**The problem**
When you spot the word "School" in a line of the data below, copy that line.

**Extracted data**
=======

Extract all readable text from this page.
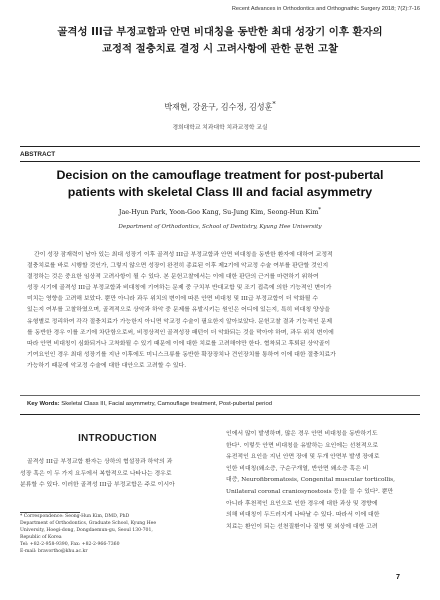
Recent Advances in Orthodontics and Orthognathic Surgery 2018; 7(2):7-16
골격성 III급 부정교합과 안면 비대칭을 동반한 최대 성장기 이후 환자의
교정적 절충치료 결정 시 고려사항에 관한 문헌 고찰
박재현, 강윤구, 김수정, 김성훈*
경희대학교 치과대학 치과교정학 교실
ABSTRACT
Decision on the camouflage treatment for post-pubertal
patients with skeletal Class III and facial asymmetry
Jae-Hyun Park, Yoon-Goo Kang, Su-Jung Kim, Seong-Hun Kim*
Department of Orthodontics, School of Dentistry, Kyung Hee University
간이 성장 잠재력이 남아 있는 최대 성장기 이후 골격성 III급 부정교합과 안면 비대칭을 동반한 환자에 대하여 교정적
절충치료를 바로 시행할 것인가, 그렇지 않으면 성장이 완전히 종료된 이후 제2기에 악교정 수술 여부를 판단할 것인지
결정하는 것은 중요한 임상적 고려사항이 될 수 있다. 본 문헌고찰에서는 이에 대한 판단의 근거를 마련하기 위하여
성장 시기에 골격성 III급 부정교합과 비대칭에 기여하는 문제 중 구치부 반대교합 및 조기 접촉에 의한 기능적인 변이가
미치는 영향을 고려해 보았다. 뿐만 아니라 과두 위치의 변이에 따른 안면 비대칭 및 III급 부정교합이 더 악화될 수
있는지 여부를 고찰하였으며, 골격적으로 상악과 하악 중 문제를 유발시키는 원인은 어디에 있는지, 특히 비대칭 양상을
유형별로 정리하여 각각 절충치료가 가능한지 아니면 악교정 수술이 필요한지 알아보았다. 문헌고찰 결과 기능적인 문제
를 동반한 경우 이를 조기에 차단함으로써, 비정상적인 골격성장 패턴이 더 악화되는 것을 막아야 하며, 과두 위치 변이에
따라 안면 비대칭이 심화되거나 고착화될 수 있기 때문에 이에 대한 치료를 고려해야만 한다. 협착되고 후퇴된 상악골이
기여요인인 경우 최대 성장기를 지난 이후에도 미니스크류를 동반한 확장장치나 견인장치를 통하여 이에 대한 절충치료가
가능하기 때문에 악교정 수술에 대한 대안으로 고려할 수 있다.
Key Words: Skeletal Class III, Facial asymmetry, Camouflage treatment, Post-pubertal period
INTRODUCTION
골격성 III급 부정교합 환자는 상하의 협설장과 하악의 과
성장 혹은 이 두 가지 요두에서 복합적으로 나타나는 경우로
분류할 수 있다. 이러한 골격성 III급 부정교합은 주로 이시아
* Correspondence: Seong-Hun Kim, DMD, PhD
Department of Orthodontics, Graduate School, Kyung Hee
University, Hoegi-dong, Dongdaemun-gu, Seoul 130-701,
Republic of Korea
Tel: +82-2-958-9390, Fax: +82-2-966-7360
E-mail: bravortho@khu.ac.kr
인에서 많이 발생하며, 많은 경우 안면 비대칭을 동반하기도
한다¹. 이렇듯 안면 비대칭을 유발하는 요인에는 선천적으로
유전적인 요인을 지닌 안면 장애 및 두개 안면부 발생 장애로
인한 비대칭(왜소증, 구순구개열, 반안면 왜소증 혹은 비
대증, Neurofibromatosis, Congenital muscular torticollis,
Unilateral coronal craniosynostosis 등)을 들 수 있다². 뿐만
아니라 후천적인 요인으로 인한 경우에 대한 과상 및 경향에
의해 비대칭이 두드러지게 나타날 수 있다. 따라서 이에 대한
치료는 환인이 되는 선천질환이나 질병 및 외상에 대한 고려
7
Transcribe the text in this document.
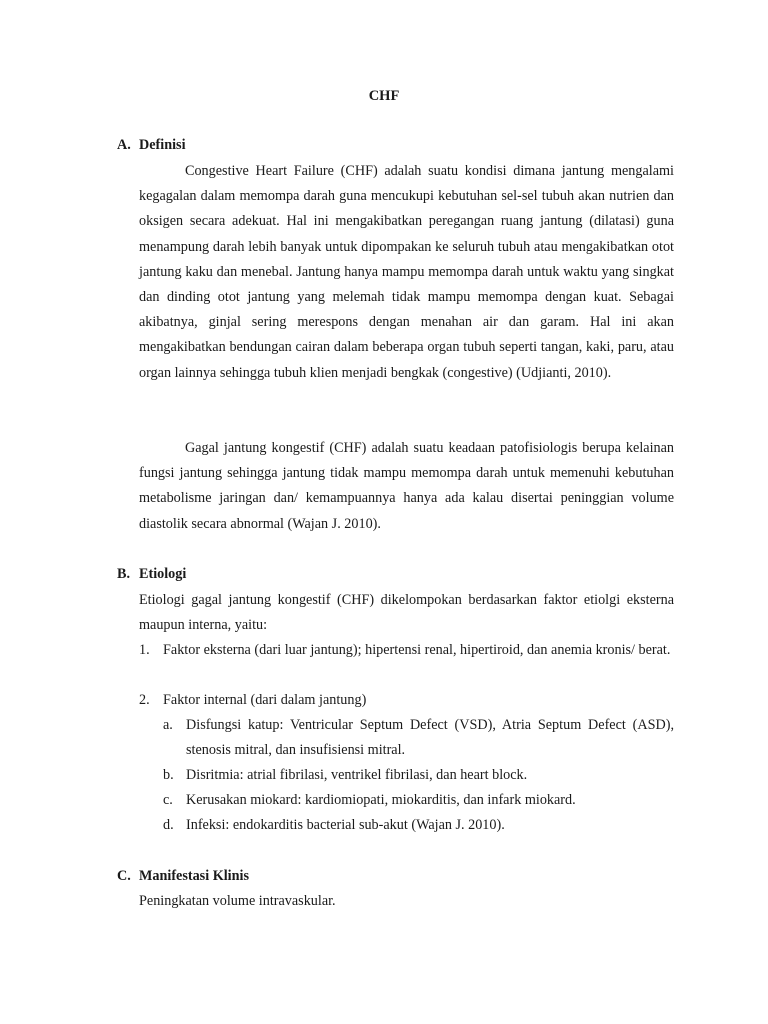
CHF
A. Definisi

Congestive Heart Failure (CHF) adalah suatu kondisi dimana jantung mengalami kegagalan dalam memompa darah guna mencukupi kebutuhan sel-sel tubuh akan nutrien dan oksigen secara adekuat. Hal ini mengakibatkan peregangan ruang jantung (dilatasi) guna menampung darah lebih banyak untuk dipompakan ke seluruh tubuh atau mengakibatkan otot jantung kaku dan menebal. Jantung hanya mampu memompa darah untuk waktu yang singkat dan dinding otot jantung yang melemah tidak mampu memompa dengan kuat. Sebagai akibatnya, ginjal sering merespons dengan menahan air dan garam. Hal ini akan mengakibatkan bendungan cairan dalam beberapa organ tubuh seperti tangan, kaki, paru, atau organ lainnya sehingga tubuh klien menjadi bengkak (congestive) (Udjianti, 2010).

Gagal jantung kongestif (CHF) adalah suatu keadaan patofisiologis berupa kelainan fungsi jantung sehingga jantung tidak mampu memompa darah untuk memenuhi kebutuhan metabolisme jaringan dan/ kemampuannya hanya ada kalau disertai peninggian volume diastolik secara abnormal (Wajan J. 2010).

B. Etiologi

Etiologi gagal jantung kongestif (CHF) dikelompokan berdasarkan faktor etiolgi eksterna maupun interna, yaitu:

1. Faktor eksterna (dari luar jantung); hipertensi renal, hipertiroid, dan anemia kronis/ berat.
2. Faktor internal (dari dalam jantung)
a. Disfungsi katup: Ventricular Septum Defect (VSD), Atria Septum Defect (ASD), stenosis mitral, dan insufisiensi mitral.
b. Disritmia: atrial fibrilasi, ventrikel fibrilasi, dan heart block.
c. Kerusakan miokard: kardiomiopati, miokarditis, dan infark miokard.
d. Infeksi: endokarditis bacterial sub-akut (Wajan J. 2010).
C. Manifestasi Klinis

Peningkatan volume intravaskular.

=======

**Exercise answer**
Department of Orthodontics, School of Dentistry, Kyung Hee University
Department of Orthodontics, Graduate School, Kyung Hee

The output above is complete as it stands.